> [Instructions to follow]:
Skip the pictures. Copy all the rest of the records down exactly.

- - -

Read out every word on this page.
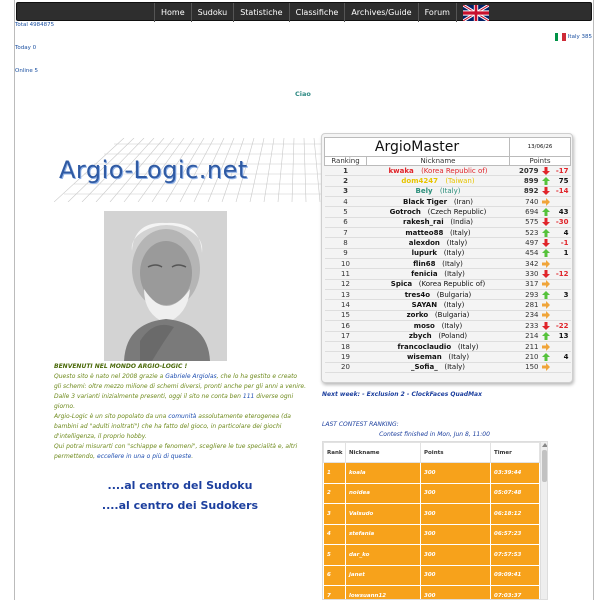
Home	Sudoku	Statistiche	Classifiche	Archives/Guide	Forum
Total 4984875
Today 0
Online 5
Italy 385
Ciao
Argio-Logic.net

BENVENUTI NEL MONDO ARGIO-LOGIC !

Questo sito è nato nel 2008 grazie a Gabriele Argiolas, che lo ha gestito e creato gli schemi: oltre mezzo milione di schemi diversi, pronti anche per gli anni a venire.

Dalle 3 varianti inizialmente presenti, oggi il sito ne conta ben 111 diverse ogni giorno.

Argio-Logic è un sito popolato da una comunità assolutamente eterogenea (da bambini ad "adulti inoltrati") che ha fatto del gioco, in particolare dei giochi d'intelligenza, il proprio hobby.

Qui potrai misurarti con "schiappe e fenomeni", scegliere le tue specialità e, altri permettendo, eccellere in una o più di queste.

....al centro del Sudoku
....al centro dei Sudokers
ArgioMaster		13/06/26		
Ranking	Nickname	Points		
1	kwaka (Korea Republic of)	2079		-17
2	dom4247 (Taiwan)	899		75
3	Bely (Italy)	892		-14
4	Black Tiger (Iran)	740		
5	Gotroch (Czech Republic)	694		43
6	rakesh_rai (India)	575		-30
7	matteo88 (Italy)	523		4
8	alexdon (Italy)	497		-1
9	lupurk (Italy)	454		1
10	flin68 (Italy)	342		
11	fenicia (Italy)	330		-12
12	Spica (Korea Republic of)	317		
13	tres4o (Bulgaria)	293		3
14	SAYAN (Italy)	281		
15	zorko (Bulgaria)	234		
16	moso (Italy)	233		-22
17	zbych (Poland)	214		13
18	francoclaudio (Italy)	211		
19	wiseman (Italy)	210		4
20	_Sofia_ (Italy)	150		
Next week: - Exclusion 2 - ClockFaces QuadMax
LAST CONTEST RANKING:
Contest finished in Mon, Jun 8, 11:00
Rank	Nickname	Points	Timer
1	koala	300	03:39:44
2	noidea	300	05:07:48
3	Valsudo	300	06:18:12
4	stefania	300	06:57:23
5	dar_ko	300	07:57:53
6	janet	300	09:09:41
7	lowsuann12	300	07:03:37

- - -

> [The answer]:
Read out every word on this page.
Home	Sudoku	Statistiche	Classifiche	Archives/Guide	Forum
Total 4984875
Today 0
Online 5
Italy 385
Ciao
Argio-Logic.net

BENVENUTI NEL MONDO ARGIO-LOGIC !

Questo sito è nato nel 2008 grazie a Gabriele Argiolas, che lo ha gestito e creato gli schemi: oltre mezzo milione di schemi diversi, pronti anche per gli anni a venire.

Dalle 3 varianti inizialmente presenti, oggi il sito ne conta ben 111 diverse ogni giorno.

Argio-Logic è un sito popolato da una comunità assolutamente eterogenea (da bambini ad "adulti inoltrati") che ha fatto del gioco, in particolare dei giochi d'intelligenza, il proprio hobby.

Qui potrai misurarti con "schiappe e fenomeni", scegliere le tue specialità e, altri permettendo, eccellere in una o più di queste.

....al centro del Sudoku
....al centro dei Sudokers
ArgioMaster		13/06/26		
Ranking	Nickname	Points		
1	kwaka (Korea Republic of)	2079		-17
2	dom4247 (Taiwan)	899		75
3	Bely (Italy)	892		-14
4	Black Tiger (Iran)	740		
5	Gotroch (Czech Republic)	694		43
6	rakesh_rai (India)	575		-30
7	matteo88 (Italy)	523		4
8	alexdon (Italy)	497		-1
9	lupurk (Italy)	454		1
10	flin68 (Italy)	342		
11	fenicia (Italy)	330		-12
12	Spica (Korea Republic of)	317		
13	tres4o (Bulgaria)	293		3
14	SAYAN (Italy)	281		
15	zorko (Bulgaria)	234		
16	moso (Italy)	233		-22
17	zbych (Poland)	214		13
18	francoclaudio (Italy)	211		
19	wiseman (Italy)	210		4
20	_Sofia_ (Italy)	150		
Next week: - Exclusion 2 - ClockFaces QuadMax
LAST CONTEST RANKING:
Contest finished in Mon, Jun 8, 11:00
Rank	Nickname	Points	Timer
1	koala	300	03:39:44
2	noidea	300	05:07:48
3	Valsudo	300	06:18:12
4	stefania	300	06:57:23
5	dar_ko	300	07:57:53
6	janet	300	09:09:41
7	lowsuann12	300	07:03:37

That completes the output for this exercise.